** BEGIN **
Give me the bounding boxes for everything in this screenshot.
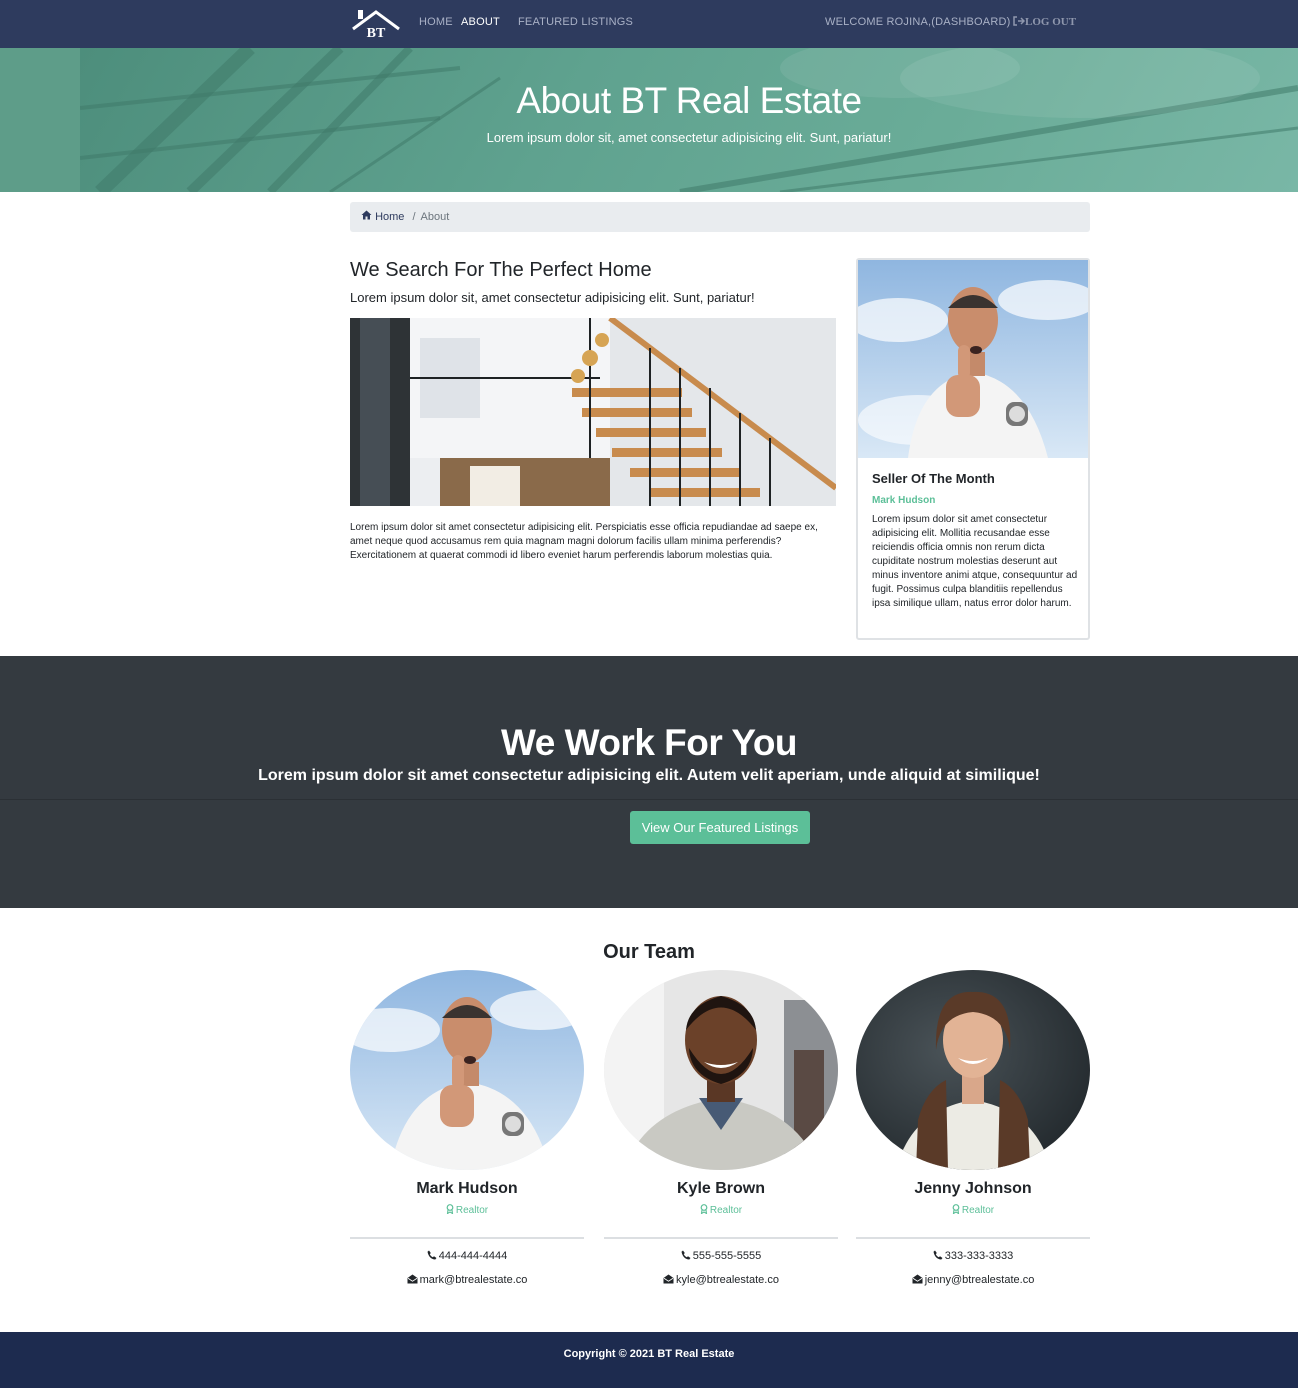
team-member-phone-value: 555-555-5555 (692, 1250, 762, 1262)
award-icon (446, 1204, 454, 1215)
nav-featured-listings[interactable]: FEATURED LISTINGS (518, 16, 633, 28)
team-member-phone: 333-333-3333 (856, 1250, 1090, 1262)
team-member-name: Mark Hudson (416, 1180, 518, 1197)
team-member-divider (856, 1237, 1090, 1239)
work-title: We Work For You (500, 722, 798, 763)
breadcrumb-home-link[interactable]: Home (361, 210, 407, 223)
svg-text:BT: BT (367, 26, 386, 39)
team-member-card: Mark Hudson Realtor 444-444-4444 mark@bt… (350, 970, 584, 1300)
phone-icon (933, 1250, 943, 1260)
team-member-email: mark@btrealestate.co (350, 1274, 584, 1286)
award-icon (700, 1204, 708, 1215)
envelope-icon (912, 1274, 923, 1284)
team-member-role: Realtor (856, 1204, 1090, 1216)
seller-name: Mark Hudson (872, 495, 936, 506)
seller-description: Lorem ipsum dolor sit amet consectetur a… (872, 514, 1078, 609)
team-member-phone: 555-555-5555 (604, 1250, 838, 1262)
about-staircase-image (350, 318, 836, 506)
team-member-phone-value: 444-444-4444 (438, 1250, 508, 1262)
team-member-card: Jenny Johnson Realtor 333-333-3333 jenny… (856, 970, 1090, 1300)
logo-house-icon: BT (352, 10, 400, 41)
hero-subtitle: Lorem ipsum dolor sit, amet consectetur … (486, 130, 892, 145)
work-subtitle: Lorem ipsum dolor sit amet consectetur a… (258, 767, 1040, 784)
hero-banner: About BT Real Estate Lorem ipsum dolor s… (80, 48, 1298, 192)
team-member-email-value[interactable]: kyle@btrealestate.co (676, 1274, 779, 1286)
team-member-divider (350, 1237, 584, 1239)
team-member-phone-value: 333-333-3333 (944, 1250, 1014, 1262)
breadcrumb: Home / About (350, 202, 1090, 232)
breadcrumb-home-label: Home (375, 211, 405, 223)
team-title: Our Team (603, 941, 695, 963)
home-icon (361, 210, 372, 220)
team-member-phone: 444-444-4444 (350, 1250, 584, 1262)
nav-welcome-dashboard[interactable]: WELCOME ROJINA,(DASHBOARD) (825, 16, 1011, 28)
team-member-photo (350, 970, 584, 1170)
hero-left-strip (0, 48, 80, 192)
team-member-role-label: Realtor (961, 1205, 995, 1216)
team-member-role-label: Realtor (455, 1205, 489, 1216)
footer: Copyright © 2021 BT Real Estate (0, 1332, 1298, 1388)
nav-home[interactable]: HOME (419, 16, 453, 28)
envelope-icon (663, 1274, 674, 1284)
team-member-email-value[interactable]: mark@btrealestate.co (420, 1274, 528, 1286)
envelope-icon (407, 1274, 418, 1284)
logout-icon (1013, 16, 1026, 26)
team-member-role: Realtor (350, 1204, 584, 1216)
seller-of-month-card: Seller Of The Month Mark Hudson Lorem ip… (856, 258, 1090, 640)
team-member-card: Kyle Brown Realtor 555-555-5555 kyle@btr… (604, 970, 838, 1300)
nav-about[interactable]: ABOUT (461, 16, 500, 28)
team-member-role-label: Realtor (709, 1205, 743, 1216)
brand-logo[interactable]: BT (350, 7, 402, 41)
footer-copyright: Copyright © 2021 BT Real Estate (563, 1348, 735, 1360)
team-member-divider (604, 1237, 838, 1239)
team-member-name: Kyle Brown (676, 1180, 765, 1197)
seller-photo (858, 260, 1088, 458)
award-icon (952, 1204, 960, 1215)
breadcrumb-current: About (420, 211, 450, 223)
team-member-photo (604, 970, 838, 1170)
team-member-email: jenny@btrealestate.co (856, 1274, 1090, 1286)
logout-label: LOG OUT (1025, 16, 1077, 28)
view-featured-listings-button[interactable]: View Our Featured Listings (630, 811, 810, 844)
breadcrumb-separator: / (412, 211, 416, 223)
about-heading: We Search For The Perfect Home (350, 259, 652, 281)
team-member-name: Jenny Johnson (914, 1180, 1032, 1197)
phone-icon (427, 1250, 437, 1260)
about-lead: Lorem ipsum dolor sit, amet consectetur … (350, 290, 755, 305)
team-member-email-value[interactable]: jenny@btrealestate.co (925, 1274, 1035, 1286)
hero-title: About BT Real Estate (516, 80, 862, 121)
phone-icon (681, 1250, 691, 1260)
seller-title: Seller Of The Month (872, 471, 995, 486)
navbar: BT HOME ABOUT FEATURED LISTINGS WELCOME … (0, 0, 1298, 48)
team-member-email: kyle@btrealestate.co (604, 1274, 838, 1286)
team-member-photo (856, 970, 1090, 1170)
about-body-text: Lorem ipsum dolor sit amet consectetur a… (350, 522, 818, 561)
work-for-you-section: We Work For You Lorem ipsum dolor sit am… (0, 656, 1298, 908)
team-member-role: Realtor (604, 1204, 838, 1216)
logout-link[interactable]: LOG OUT (1013, 16, 1076, 28)
work-divider (0, 799, 1298, 800)
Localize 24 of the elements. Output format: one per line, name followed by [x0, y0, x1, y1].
** END **
### Required task
Count the lines in the listing that contain the string "Month". Give only the number.

### Problem solution
2